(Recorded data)
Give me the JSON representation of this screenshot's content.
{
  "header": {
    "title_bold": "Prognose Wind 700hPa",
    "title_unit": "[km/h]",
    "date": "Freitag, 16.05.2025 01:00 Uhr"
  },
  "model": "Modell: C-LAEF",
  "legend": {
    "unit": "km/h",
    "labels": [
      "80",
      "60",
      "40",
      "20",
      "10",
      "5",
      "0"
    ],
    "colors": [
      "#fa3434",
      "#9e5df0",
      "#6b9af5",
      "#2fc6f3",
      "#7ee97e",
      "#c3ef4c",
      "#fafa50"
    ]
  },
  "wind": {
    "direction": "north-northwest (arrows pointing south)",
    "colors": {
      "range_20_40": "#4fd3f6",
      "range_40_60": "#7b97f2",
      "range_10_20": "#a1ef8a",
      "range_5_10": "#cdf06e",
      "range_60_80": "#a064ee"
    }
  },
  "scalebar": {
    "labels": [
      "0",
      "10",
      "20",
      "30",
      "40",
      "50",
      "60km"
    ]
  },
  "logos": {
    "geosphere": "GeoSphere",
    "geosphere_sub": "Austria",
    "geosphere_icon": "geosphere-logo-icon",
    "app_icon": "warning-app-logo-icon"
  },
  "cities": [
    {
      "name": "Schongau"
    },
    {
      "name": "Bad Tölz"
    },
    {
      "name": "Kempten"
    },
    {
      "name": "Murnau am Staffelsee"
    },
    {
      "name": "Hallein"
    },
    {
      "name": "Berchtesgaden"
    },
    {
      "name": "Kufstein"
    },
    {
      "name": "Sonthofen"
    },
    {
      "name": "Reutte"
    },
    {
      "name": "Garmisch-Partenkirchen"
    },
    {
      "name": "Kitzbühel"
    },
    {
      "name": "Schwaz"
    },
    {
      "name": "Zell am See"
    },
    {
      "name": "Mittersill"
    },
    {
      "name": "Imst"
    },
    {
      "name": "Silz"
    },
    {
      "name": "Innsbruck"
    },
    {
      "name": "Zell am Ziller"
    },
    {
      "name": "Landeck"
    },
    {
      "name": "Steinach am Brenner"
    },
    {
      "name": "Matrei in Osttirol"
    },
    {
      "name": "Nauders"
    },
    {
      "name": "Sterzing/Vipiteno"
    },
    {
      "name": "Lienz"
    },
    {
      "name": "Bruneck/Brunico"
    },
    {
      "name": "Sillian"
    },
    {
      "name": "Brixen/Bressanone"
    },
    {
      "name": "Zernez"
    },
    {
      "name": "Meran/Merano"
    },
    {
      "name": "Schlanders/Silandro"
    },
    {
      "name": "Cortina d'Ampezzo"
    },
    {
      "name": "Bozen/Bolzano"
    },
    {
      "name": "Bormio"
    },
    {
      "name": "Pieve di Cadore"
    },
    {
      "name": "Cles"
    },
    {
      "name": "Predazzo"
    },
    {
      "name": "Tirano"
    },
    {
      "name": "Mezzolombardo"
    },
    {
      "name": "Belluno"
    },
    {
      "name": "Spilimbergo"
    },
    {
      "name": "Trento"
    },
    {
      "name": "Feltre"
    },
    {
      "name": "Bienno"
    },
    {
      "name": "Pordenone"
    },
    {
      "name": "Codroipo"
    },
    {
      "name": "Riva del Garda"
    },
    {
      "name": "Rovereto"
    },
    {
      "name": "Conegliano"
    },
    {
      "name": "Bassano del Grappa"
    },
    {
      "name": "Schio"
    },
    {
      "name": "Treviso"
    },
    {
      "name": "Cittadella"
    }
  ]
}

◆ What you should do
Make an exact copy of all the data.

◆ Finished answer
Give me the JSON representation of this screenshot's content.
{
  "header": {
    "title_bold": "Prognose Wind 700hPa",
    "title_unit": "[km/h]",
    "date": "Freitag, 16.05.2025 01:00 Uhr"
  },
  "model": "Modell: C-LAEF",
  "legend": {
    "unit": "km/h",
    "labels": [
      "80",
      "60",
      "40",
      "20",
      "10",
      "5",
      "0"
    ],
    "colors": [
      "#fa3434",
      "#9e5df0",
      "#6b9af5",
      "#2fc6f3",
      "#7ee97e",
      "#c3ef4c",
      "#fafa50"
    ]
  },
  "wind": {
    "direction": "north-northwest (arrows pointing south)",
    "colors": {
      "range_20_40": "#4fd3f6",
      "range_40_60": "#7b97f2",
      "range_10_20": "#a1ef8a",
      "range_5_10": "#cdf06e",
      "range_60_80": "#a064ee"
    }
  },
  "scalebar": {
    "labels": [
      "0",
      "10",
      "20",
      "30",
      "40",
      "50",
      "60km"
    ]
  },
  "logos": {
    "geosphere": "GeoSphere",
    "geosphere_sub": "Austria",
    "geosphere_icon": "geosphere-logo-icon",
    "app_icon": "warning-app-logo-icon"
  },
  "cities": [
    {
      "name": "Schongau"
    },
    {
      "name": "Bad Tölz"
    },
    {
      "name": "Kempten"
    },
    {
      "name": "Murnau am Staffelsee"
    },
    {
      "name": "Hallein"
    },
    {
      "name": "Berchtesgaden"
    },
    {
      "name": "Kufstein"
    },
    {
      "name": "Sonthofen"
    },
    {
      "name": "Reutte"
    },
    {
      "name": "Garmisch-Partenkirchen"
    },
    {
      "name": "Kitzbühel"
    },
    {
      "name": "Schwaz"
    },
    {
      "name": "Zell am See"
    },
    {
      "name": "Mittersill"
    },
    {
      "name": "Imst"
    },
    {
      "name": "Silz"
    },
    {
      "name": "Innsbruck"
    },
    {
      "name": "Zell am Ziller"
    },
    {
      "name": "Landeck"
    },
    {
      "name": "Steinach am Brenner"
    },
    {
      "name": "Matrei in Osttirol"
    },
    {
      "name": "Nauders"
    },
    {
      "name": "Sterzing/Vipiteno"
    },
    {
      "name": "Lienz"
    },
    {
      "name": "Bruneck/Brunico"
    },
    {
      "name": "Sillian"
    },
    {
      "name": "Brixen/Bressanone"
    },
    {
      "name": "Zernez"
    },
    {
      "name": "Meran/Merano"
    },
    {
      "name": "Schlanders/Silandro"
    },
    {
      "name": "Cortina d'Ampezzo"
    },
    {
      "name": "Bozen/Bolzano"
    },
    {
      "name": "Bormio"
    },
    {
      "name": "Pieve di Cadore"
    },
    {
      "name": "Cles"
    },
    {
      "name": "Predazzo"
    },
    {
      "name": "Tirano"
    },
    {
      "name": "Mezzolombardo"
    },
    {
      "name": "Belluno"
    },
    {
      "name": "Spilimbergo"
    },
    {
      "name": "Trento"
    },
    {
      "name": "Feltre"
    },
    {
      "name": "Bienno"
    },
    {
      "name": "Pordenone"
    },
    {
      "name": "Codroipo"
    },
    {
      "name": "Riva del Garda"
    },
    {
      "name": "Rovereto"
    },
    {
      "name": "Conegliano"
    },
    {
      "name": "Bassano del Grappa"
    },
    {
      "name": "Schio"
    },
    {
      "name": "Treviso"
    },
    {
      "name": "Cittadella"
    }
  ]
}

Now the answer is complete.